[TASK DESCRIPTION]:
Write out each line exactly as it stands, please.

[SUPPLIED RECORDS]:
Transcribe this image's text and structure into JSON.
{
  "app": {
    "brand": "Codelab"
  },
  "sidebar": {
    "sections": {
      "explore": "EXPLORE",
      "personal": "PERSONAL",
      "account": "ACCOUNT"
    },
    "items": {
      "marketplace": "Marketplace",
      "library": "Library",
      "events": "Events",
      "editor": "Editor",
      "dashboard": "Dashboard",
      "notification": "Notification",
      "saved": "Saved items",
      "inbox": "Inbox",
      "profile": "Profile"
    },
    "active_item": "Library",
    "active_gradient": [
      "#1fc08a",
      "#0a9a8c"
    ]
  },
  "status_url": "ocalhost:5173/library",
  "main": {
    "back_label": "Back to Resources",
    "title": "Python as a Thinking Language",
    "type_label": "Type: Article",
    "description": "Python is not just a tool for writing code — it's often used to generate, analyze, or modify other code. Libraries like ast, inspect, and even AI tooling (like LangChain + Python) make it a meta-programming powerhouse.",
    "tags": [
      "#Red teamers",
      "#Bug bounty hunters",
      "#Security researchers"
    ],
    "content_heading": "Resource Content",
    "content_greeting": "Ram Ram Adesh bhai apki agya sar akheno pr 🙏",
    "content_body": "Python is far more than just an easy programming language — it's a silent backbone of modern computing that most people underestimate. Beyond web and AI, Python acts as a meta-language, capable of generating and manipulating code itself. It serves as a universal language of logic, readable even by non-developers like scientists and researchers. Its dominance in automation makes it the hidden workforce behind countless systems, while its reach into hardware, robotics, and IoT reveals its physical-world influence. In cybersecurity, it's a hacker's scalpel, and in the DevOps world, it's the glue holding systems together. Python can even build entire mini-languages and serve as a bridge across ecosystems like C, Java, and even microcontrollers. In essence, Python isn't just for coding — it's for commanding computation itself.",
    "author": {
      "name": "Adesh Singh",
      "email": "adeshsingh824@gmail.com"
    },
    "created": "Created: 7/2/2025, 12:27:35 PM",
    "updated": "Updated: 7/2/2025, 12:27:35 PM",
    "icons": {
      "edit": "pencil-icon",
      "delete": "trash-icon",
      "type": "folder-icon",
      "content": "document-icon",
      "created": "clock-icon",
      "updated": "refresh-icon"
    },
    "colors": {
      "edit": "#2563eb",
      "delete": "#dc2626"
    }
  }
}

[IN RESPONSE]:
Transcribe this image's text and structure into JSON.
{
  "app": {
    "brand": "Codelab"
  },
  "sidebar": {
    "sections": {
      "explore": "EXPLORE",
      "personal": "PERSONAL",
      "account": "ACCOUNT"
    },
    "items": {
      "marketplace": "Marketplace",
      "library": "Library",
      "events": "Events",
      "editor": "Editor",
      "dashboard": "Dashboard",
      "notification": "Notification",
      "saved": "Saved items",
      "inbox": "Inbox",
      "profile": "Profile"
    },
    "active_item": "Library",
    "active_gradient": [
      "#1fc08a",
      "#0a9a8c"
    ]
  },
  "status_url": "ocalhost:5173/library",
  "main": {
    "back_label": "Back to Resources",
    "title": "Python as a Thinking Language",
    "type_label": "Type: Article",
    "description": "Python is not just a tool for writing code — it's often used to generate, analyze, or modify other code. Libraries like ast, inspect, and even AI tooling (like LangChain + Python) make it a meta-programming powerhouse.",
    "tags": [
      "#Red teamers",
      "#Bug bounty hunters",
      "#Security researchers"
    ],
    "content_heading": "Resource Content",
    "content_greeting": "Ram Ram Adesh bhai apki agya sar akheno pr 🙏",
    "content_body": "Python is far more than just an easy programming language — it's a silent backbone of modern computing that most people underestimate. Beyond web and AI, Python acts as a meta-language, capable of generating and manipulating code itself. It serves as a universal language of logic, readable even by non-developers like scientists and researchers. Its dominance in automation makes it the hidden workforce behind countless systems, while its reach into hardware, robotics, and IoT reveals its physical-world influence. In cybersecurity, it's a hacker's scalpel, and in the DevOps world, it's the glue holding systems together. Python can even build entire mini-languages and serve as a bridge across ecosystems like C, Java, and even microcontrollers. In essence, Python isn't just for coding — it's for commanding computation itself.",
    "author": {
      "name": "Adesh Singh",
      "email": "adeshsingh824@gmail.com"
    },
    "created": "Created: 7/2/2025, 12:27:35 PM",
    "updated": "Updated: 7/2/2025, 12:27:35 PM",
    "icons": {
      "edit": "pencil-icon",
      "delete": "trash-icon",
      "type": "folder-icon",
      "content": "document-icon",
      "created": "clock-icon",
      "updated": "refresh-icon"
    },
    "colors": {
      "edit": "#2563eb",
      "delete": "#dc2626"
    }
  }
}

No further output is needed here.